### MATERIAL PROVIDED
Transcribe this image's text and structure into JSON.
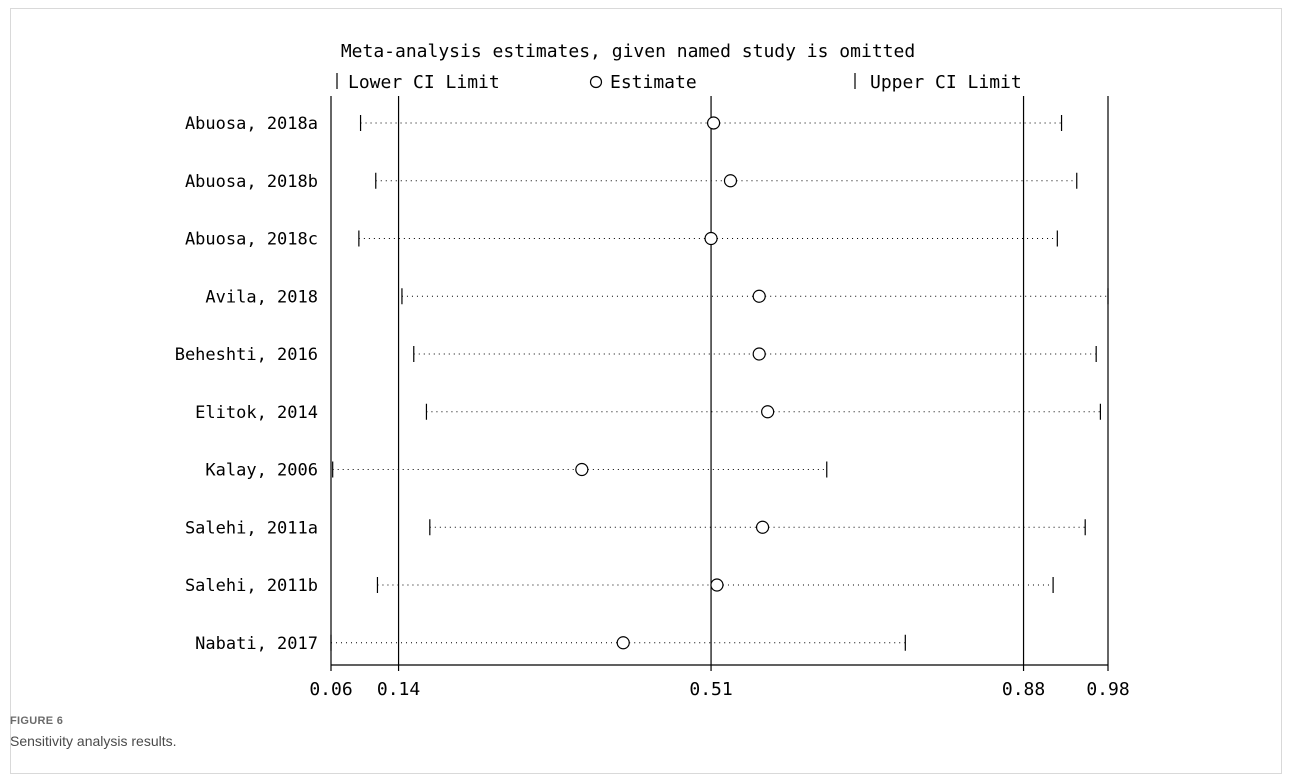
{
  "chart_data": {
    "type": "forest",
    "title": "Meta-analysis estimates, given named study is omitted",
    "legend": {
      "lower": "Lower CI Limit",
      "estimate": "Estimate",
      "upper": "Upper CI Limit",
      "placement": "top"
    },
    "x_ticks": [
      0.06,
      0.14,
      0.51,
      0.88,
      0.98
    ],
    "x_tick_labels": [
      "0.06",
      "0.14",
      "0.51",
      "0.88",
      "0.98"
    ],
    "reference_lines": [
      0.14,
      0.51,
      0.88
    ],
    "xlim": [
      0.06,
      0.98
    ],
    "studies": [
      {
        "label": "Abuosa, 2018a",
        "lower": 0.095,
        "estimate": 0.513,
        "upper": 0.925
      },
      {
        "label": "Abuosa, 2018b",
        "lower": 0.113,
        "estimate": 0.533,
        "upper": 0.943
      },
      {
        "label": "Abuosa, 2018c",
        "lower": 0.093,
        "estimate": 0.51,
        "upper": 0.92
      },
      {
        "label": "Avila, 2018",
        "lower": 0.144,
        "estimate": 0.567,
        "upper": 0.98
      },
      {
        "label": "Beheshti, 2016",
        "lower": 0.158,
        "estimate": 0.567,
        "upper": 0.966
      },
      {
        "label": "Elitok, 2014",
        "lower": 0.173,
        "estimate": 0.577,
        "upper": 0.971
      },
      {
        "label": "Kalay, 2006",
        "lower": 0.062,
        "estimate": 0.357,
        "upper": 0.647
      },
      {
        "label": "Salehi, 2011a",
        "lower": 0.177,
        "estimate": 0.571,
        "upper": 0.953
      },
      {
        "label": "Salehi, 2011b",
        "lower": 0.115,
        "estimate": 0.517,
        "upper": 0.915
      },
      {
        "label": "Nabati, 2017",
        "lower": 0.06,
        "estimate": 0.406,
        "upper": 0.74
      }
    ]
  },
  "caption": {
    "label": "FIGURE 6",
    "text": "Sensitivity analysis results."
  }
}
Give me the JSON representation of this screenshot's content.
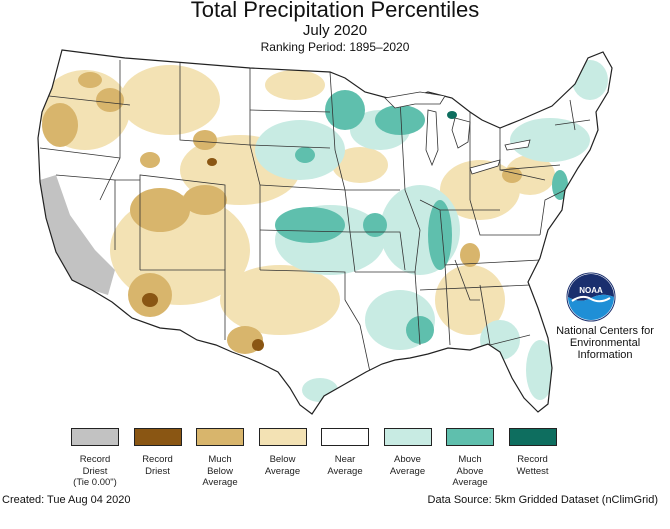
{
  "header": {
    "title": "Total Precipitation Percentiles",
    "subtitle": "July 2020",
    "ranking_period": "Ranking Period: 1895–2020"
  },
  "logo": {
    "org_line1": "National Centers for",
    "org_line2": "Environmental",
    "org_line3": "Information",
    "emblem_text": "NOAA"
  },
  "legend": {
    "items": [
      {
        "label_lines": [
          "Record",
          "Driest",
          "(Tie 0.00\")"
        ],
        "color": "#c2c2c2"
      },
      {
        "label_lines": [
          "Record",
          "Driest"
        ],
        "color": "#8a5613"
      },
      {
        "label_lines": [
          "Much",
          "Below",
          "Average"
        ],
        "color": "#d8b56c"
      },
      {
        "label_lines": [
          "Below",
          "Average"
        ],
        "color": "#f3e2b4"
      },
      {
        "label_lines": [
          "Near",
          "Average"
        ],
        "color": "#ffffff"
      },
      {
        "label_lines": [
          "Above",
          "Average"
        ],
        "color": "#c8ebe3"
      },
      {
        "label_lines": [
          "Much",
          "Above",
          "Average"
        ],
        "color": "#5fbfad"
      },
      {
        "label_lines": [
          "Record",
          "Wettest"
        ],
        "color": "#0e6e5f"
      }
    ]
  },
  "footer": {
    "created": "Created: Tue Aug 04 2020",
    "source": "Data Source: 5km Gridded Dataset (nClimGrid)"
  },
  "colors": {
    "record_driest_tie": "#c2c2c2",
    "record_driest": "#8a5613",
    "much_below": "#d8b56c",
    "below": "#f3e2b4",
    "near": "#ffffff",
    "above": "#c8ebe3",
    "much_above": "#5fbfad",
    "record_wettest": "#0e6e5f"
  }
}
######
SET EXERCISE
Without including any picture, repeat the data exactly.

WRITTEN ANSWER
Transcribe this image's text and structure into JSON.
{
  "chart_data": {
    "type": "forest",
    "title": "Meta-analysis estimates, given named study is omitted",
    "legend": {
      "lower": "Lower CI Limit",
      "estimate": "Estimate",
      "upper": "Upper CI Limit",
      "placement": "top"
    },
    "x_ticks": [
      0.06,
      0.14,
      0.51,
      0.88,
      0.98
    ],
    "x_tick_labels": [
      "0.06",
      "0.14",
      "0.51",
      "0.88",
      "0.98"
    ],
    "reference_lines": [
      0.14,
      0.51,
      0.88
    ],
    "xlim": [
      0.06,
      0.98
    ],
    "studies": [
      {
        "label": "Abuosa, 2018a",
        "lower": 0.095,
        "estimate": 0.513,
        "upper": 0.925
      },
      {
        "label": "Abuosa, 2018b",
        "lower": 0.113,
        "estimate": 0.533,
        "upper": 0.943
      },
      {
        "label": "Abuosa, 2018c",
        "lower": 0.093,
        "estimate": 0.51,
        "upper": 0.92
      },
      {
        "label": "Avila, 2018",
        "lower": 0.144,
        "estimate": 0.567,
        "upper": 0.98
      },
      {
        "label": "Beheshti, 2016",
        "lower": 0.158,
        "estimate": 0.567,
        "upper": 0.966
      },
      {
        "label": "Elitok, 2014",
        "lower": 0.173,
        "estimate": 0.577,
        "upper": 0.971
      },
      {
        "label": "Kalay, 2006",
        "lower": 0.062,
        "estimate": 0.357,
        "upper": 0.647
      },
      {
        "label": "Salehi, 2011a",
        "lower": 0.177,
        "estimate": 0.571,
        "upper": 0.953
      },
      {
        "label": "Salehi, 2011b",
        "lower": 0.115,
        "estimate": 0.517,
        "upper": 0.915
      },
      {
        "label": "Nabati, 2017",
        "lower": 0.06,
        "estimate": 0.406,
        "upper": 0.74
      }
    ]
  },
  "caption": {
    "label": "FIGURE 6",
    "text": "Sensitivity analysis results."
  }
}
Give me the JSON representation of this screenshot's content.
{
  "header": {
    "title": "Total Precipitation Percentiles",
    "subtitle": "July 2020",
    "ranking_period": "Ranking Period: 1895–2020"
  },
  "logo": {
    "org_line1": "National Centers for",
    "org_line2": "Environmental",
    "org_line3": "Information",
    "emblem_text": "NOAA"
  },
  "legend": {
    "items": [
      {
        "label_lines": [
          "Record",
          "Driest",
          "(Tie 0.00\")"
        ],
        "color": "#c2c2c2"
      },
      {
        "label_lines": [
          "Record",
          "Driest"
        ],
        "color": "#8a5613"
      },
      {
        "label_lines": [
          "Much",
          "Below",
          "Average"
        ],
        "color": "#d8b56c"
      },
      {
        "label_lines": [
          "Below",
          "Average"
        ],
        "color": "#f3e2b4"
      },
      {
        "label_lines": [
          "Near",
          "Average"
        ],
        "color": "#ffffff"
      },
      {
        "label_lines": [
          "Above",
          "Average"
        ],
        "color": "#c8ebe3"
      },
      {
        "label_lines": [
          "Much",
          "Above",
          "Average"
        ],
        "color": "#5fbfad"
      },
      {
        "label_lines": [
          "Record",
          "Wettest"
        ],
        "color": "#0e6e5f"
      }
    ]
  },
  "footer": {
    "created": "Created: Tue Aug 04 2020",
    "source": "Data Source: 5km Gridded Dataset (nClimGrid)"
  },
  "colors": {
    "record_driest_tie": "#c2c2c2",
    "record_driest": "#8a5613",
    "much_below": "#d8b56c",
    "below": "#f3e2b4",
    "near": "#ffffff",
    "above": "#c8ebe3",
    "much_above": "#5fbfad",
    "record_wettest": "#0e6e5f"
  }
}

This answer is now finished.